Start SUPPLIED MATERIAL

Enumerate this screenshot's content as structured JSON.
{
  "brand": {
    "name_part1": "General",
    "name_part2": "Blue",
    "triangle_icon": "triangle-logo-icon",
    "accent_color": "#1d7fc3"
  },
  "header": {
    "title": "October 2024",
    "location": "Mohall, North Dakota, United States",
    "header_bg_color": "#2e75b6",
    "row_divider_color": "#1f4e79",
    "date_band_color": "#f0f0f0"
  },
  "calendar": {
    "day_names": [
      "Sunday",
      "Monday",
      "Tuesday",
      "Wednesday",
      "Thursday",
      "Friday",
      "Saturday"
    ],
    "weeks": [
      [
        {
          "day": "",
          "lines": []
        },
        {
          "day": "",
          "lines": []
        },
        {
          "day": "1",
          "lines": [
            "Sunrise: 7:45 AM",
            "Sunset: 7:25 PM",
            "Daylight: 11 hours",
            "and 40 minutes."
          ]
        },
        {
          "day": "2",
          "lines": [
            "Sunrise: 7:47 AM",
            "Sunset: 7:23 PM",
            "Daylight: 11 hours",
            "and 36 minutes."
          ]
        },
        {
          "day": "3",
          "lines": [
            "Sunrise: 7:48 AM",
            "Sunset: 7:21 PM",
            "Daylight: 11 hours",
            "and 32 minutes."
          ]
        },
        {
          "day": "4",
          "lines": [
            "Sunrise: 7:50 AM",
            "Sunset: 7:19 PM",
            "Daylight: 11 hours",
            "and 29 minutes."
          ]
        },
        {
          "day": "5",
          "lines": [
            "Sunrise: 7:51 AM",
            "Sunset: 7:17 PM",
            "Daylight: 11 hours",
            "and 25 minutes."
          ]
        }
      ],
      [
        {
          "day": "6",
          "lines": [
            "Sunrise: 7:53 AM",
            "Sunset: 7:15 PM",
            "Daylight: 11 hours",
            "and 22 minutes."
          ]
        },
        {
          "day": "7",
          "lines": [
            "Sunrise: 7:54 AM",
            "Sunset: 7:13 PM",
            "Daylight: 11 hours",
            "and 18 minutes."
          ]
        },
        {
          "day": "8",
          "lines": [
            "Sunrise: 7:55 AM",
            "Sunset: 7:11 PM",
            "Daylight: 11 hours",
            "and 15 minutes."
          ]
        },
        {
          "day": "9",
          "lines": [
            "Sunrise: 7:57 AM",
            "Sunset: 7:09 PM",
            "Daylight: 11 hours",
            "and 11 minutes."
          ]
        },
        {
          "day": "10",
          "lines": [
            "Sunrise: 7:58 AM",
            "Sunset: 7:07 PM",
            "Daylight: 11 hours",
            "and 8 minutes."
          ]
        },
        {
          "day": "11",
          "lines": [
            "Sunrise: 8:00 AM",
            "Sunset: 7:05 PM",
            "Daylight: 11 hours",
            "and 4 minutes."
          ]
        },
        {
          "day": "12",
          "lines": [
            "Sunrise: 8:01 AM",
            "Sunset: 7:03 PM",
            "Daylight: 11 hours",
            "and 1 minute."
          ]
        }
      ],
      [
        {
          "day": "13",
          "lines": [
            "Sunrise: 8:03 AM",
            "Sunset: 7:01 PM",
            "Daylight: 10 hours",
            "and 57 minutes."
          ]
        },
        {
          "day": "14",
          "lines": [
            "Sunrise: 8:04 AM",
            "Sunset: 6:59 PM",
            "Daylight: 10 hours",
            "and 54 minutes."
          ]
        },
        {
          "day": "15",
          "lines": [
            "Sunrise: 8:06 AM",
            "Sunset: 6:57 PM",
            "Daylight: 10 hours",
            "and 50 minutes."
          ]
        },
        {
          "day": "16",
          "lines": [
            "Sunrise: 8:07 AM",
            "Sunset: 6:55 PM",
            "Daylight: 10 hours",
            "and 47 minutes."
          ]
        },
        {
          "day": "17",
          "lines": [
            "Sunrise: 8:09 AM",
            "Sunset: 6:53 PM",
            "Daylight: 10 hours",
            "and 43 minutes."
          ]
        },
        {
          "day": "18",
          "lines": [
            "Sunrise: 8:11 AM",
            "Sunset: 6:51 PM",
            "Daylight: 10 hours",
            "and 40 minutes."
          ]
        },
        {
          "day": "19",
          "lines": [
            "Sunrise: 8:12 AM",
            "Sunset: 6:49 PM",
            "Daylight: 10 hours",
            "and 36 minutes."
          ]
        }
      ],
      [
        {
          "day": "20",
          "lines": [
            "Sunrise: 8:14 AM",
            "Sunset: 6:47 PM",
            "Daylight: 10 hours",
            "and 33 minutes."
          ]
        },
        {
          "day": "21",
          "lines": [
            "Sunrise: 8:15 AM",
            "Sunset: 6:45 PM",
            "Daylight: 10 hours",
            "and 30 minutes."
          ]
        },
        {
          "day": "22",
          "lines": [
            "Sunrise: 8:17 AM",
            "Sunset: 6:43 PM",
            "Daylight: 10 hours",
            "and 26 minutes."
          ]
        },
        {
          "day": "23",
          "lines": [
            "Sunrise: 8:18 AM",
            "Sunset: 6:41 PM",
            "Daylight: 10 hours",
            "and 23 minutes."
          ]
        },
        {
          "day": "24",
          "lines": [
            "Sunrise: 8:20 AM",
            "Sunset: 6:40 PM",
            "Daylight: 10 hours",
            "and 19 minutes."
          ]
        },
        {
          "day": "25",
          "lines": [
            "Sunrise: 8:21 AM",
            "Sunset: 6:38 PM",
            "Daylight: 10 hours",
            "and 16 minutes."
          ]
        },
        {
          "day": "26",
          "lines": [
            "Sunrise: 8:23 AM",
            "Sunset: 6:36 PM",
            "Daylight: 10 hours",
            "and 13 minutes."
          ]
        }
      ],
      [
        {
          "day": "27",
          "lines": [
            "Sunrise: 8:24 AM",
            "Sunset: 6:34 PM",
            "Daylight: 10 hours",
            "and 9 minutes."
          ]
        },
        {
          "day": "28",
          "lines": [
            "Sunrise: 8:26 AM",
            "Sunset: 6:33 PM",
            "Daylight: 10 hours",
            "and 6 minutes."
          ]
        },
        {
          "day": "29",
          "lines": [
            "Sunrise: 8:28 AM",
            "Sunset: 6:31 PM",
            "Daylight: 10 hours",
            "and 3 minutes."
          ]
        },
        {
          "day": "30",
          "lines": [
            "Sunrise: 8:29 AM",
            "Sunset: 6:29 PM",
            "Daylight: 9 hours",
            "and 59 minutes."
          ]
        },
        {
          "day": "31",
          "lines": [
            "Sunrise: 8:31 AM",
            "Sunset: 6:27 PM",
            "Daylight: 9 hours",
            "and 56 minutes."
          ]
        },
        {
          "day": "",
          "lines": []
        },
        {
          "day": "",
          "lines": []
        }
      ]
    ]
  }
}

End SUPPLIED MATERIAL

**EXERCISE OBJECTIVE:** Retype the listing above in full, with no alterations.

**TASK SOLUTION:**
Enumerate this screenshot's content as structured JSON.
{
  "brand": {
    "name_part1": "General",
    "name_part2": "Blue",
    "triangle_icon": "triangle-logo-icon",
    "accent_color": "#1d7fc3"
  },
  "header": {
    "title": "October 2024",
    "location": "Mohall, North Dakota, United States",
    "header_bg_color": "#2e75b6",
    "row_divider_color": "#1f4e79",
    "date_band_color": "#f0f0f0"
  },
  "calendar": {
    "day_names": [
      "Sunday",
      "Monday",
      "Tuesday",
      "Wednesday",
      "Thursday",
      "Friday",
      "Saturday"
    ],
    "weeks": [
      [
        {
          "day": "",
          "lines": []
        },
        {
          "day": "",
          "lines": []
        },
        {
          "day": "1",
          "lines": [
            "Sunrise: 7:45 AM",
            "Sunset: 7:25 PM",
            "Daylight: 11 hours",
            "and 40 minutes."
          ]
        },
        {
          "day": "2",
          "lines": [
            "Sunrise: 7:47 AM",
            "Sunset: 7:23 PM",
            "Daylight: 11 hours",
            "and 36 minutes."
          ]
        },
        {
          "day": "3",
          "lines": [
            "Sunrise: 7:48 AM",
            "Sunset: 7:21 PM",
            "Daylight: 11 hours",
            "and 32 minutes."
          ]
        },
        {
          "day": "4",
          "lines": [
            "Sunrise: 7:50 AM",
            "Sunset: 7:19 PM",
            "Daylight: 11 hours",
            "and 29 minutes."
          ]
        },
        {
          "day": "5",
          "lines": [
            "Sunrise: 7:51 AM",
            "Sunset: 7:17 PM",
            "Daylight: 11 hours",
            "and 25 minutes."
          ]
        }
      ],
      [
        {
          "day": "6",
          "lines": [
            "Sunrise: 7:53 AM",
            "Sunset: 7:15 PM",
            "Daylight: 11 hours",
            "and 22 minutes."
          ]
        },
        {
          "day": "7",
          "lines": [
            "Sunrise: 7:54 AM",
            "Sunset: 7:13 PM",
            "Daylight: 11 hours",
            "and 18 minutes."
          ]
        },
        {
          "day": "8",
          "lines": [
            "Sunrise: 7:55 AM",
            "Sunset: 7:11 PM",
            "Daylight: 11 hours",
            "and 15 minutes."
          ]
        },
        {
          "day": "9",
          "lines": [
            "Sunrise: 7:57 AM",
            "Sunset: 7:09 PM",
            "Daylight: 11 hours",
            "and 11 minutes."
          ]
        },
        {
          "day": "10",
          "lines": [
            "Sunrise: 7:58 AM",
            "Sunset: 7:07 PM",
            "Daylight: 11 hours",
            "and 8 minutes."
          ]
        },
        {
          "day": "11",
          "lines": [
            "Sunrise: 8:00 AM",
            "Sunset: 7:05 PM",
            "Daylight: 11 hours",
            "and 4 minutes."
          ]
        },
        {
          "day": "12",
          "lines": [
            "Sunrise: 8:01 AM",
            "Sunset: 7:03 PM",
            "Daylight: 11 hours",
            "and 1 minute."
          ]
        }
      ],
      [
        {
          "day": "13",
          "lines": [
            "Sunrise: 8:03 AM",
            "Sunset: 7:01 PM",
            "Daylight: 10 hours",
            "and 57 minutes."
          ]
        },
        {
          "day": "14",
          "lines": [
            "Sunrise: 8:04 AM",
            "Sunset: 6:59 PM",
            "Daylight: 10 hours",
            "and 54 minutes."
          ]
        },
        {
          "day": "15",
          "lines": [
            "Sunrise: 8:06 AM",
            "Sunset: 6:57 PM",
            "Daylight: 10 hours",
            "and 50 minutes."
          ]
        },
        {
          "day": "16",
          "lines": [
            "Sunrise: 8:07 AM",
            "Sunset: 6:55 PM",
            "Daylight: 10 hours",
            "and 47 minutes."
          ]
        },
        {
          "day": "17",
          "lines": [
            "Sunrise: 8:09 AM",
            "Sunset: 6:53 PM",
            "Daylight: 10 hours",
            "and 43 minutes."
          ]
        },
        {
          "day": "18",
          "lines": [
            "Sunrise: 8:11 AM",
            "Sunset: 6:51 PM",
            "Daylight: 10 hours",
            "and 40 minutes."
          ]
        },
        {
          "day": "19",
          "lines": [
            "Sunrise: 8:12 AM",
            "Sunset: 6:49 PM",
            "Daylight: 10 hours",
            "and 36 minutes."
          ]
        }
      ],
      [
        {
          "day": "20",
          "lines": [
            "Sunrise: 8:14 AM",
            "Sunset: 6:47 PM",
            "Daylight: 10 hours",
            "and 33 minutes."
          ]
        },
        {
          "day": "21",
          "lines": [
            "Sunrise: 8:15 AM",
            "Sunset: 6:45 PM",
            "Daylight: 10 hours",
            "and 30 minutes."
          ]
        },
        {
          "day": "22",
          "lines": [
            "Sunrise: 8:17 AM",
            "Sunset: 6:43 PM",
            "Daylight: 10 hours",
            "and 26 minutes."
          ]
        },
        {
          "day": "23",
          "lines": [
            "Sunrise: 8:18 AM",
            "Sunset: 6:41 PM",
            "Daylight: 10 hours",
            "and 23 minutes."
          ]
        },
        {
          "day": "24",
          "lines": [
            "Sunrise: 8:20 AM",
            "Sunset: 6:40 PM",
            "Daylight: 10 hours",
            "and 19 minutes."
          ]
        },
        {
          "day": "25",
          "lines": [
            "Sunrise: 8:21 AM",
            "Sunset: 6:38 PM",
            "Daylight: 10 hours",
            "and 16 minutes."
          ]
        },
        {
          "day": "26",
          "lines": [
            "Sunrise: 8:23 AM",
            "Sunset: 6:36 PM",
            "Daylight: 10 hours",
            "and 13 minutes."
          ]
        }
      ],
      [
        {
          "day": "27",
          "lines": [
            "Sunrise: 8:24 AM",
            "Sunset: 6:34 PM",
            "Daylight: 10 hours",
            "and 9 minutes."
          ]
        },
        {
          "day": "28",
          "lines": [
            "Sunrise: 8:26 AM",
            "Sunset: 6:33 PM",
            "Daylight: 10 hours",
            "and 6 minutes."
          ]
        },
        {
          "day": "29",
          "lines": [
            "Sunrise: 8:28 AM",
            "Sunset: 6:31 PM",
            "Daylight: 10 hours",
            "and 3 minutes."
          ]
        },
        {
          "day": "30",
          "lines": [
            "Sunrise: 8:29 AM",
            "Sunset: 6:29 PM",
            "Daylight: 9 hours",
            "and 59 minutes."
          ]
        },
        {
          "day": "31",
          "lines": [
            "Sunrise: 8:31 AM",
            "Sunset: 6:27 PM",
            "Daylight: 9 hours",
            "and 56 minutes."
          ]
        },
        {
          "day": "",
          "lines": []
        },
        {
          "day": "",
          "lines": []
        }
      ]
    ]
  }
}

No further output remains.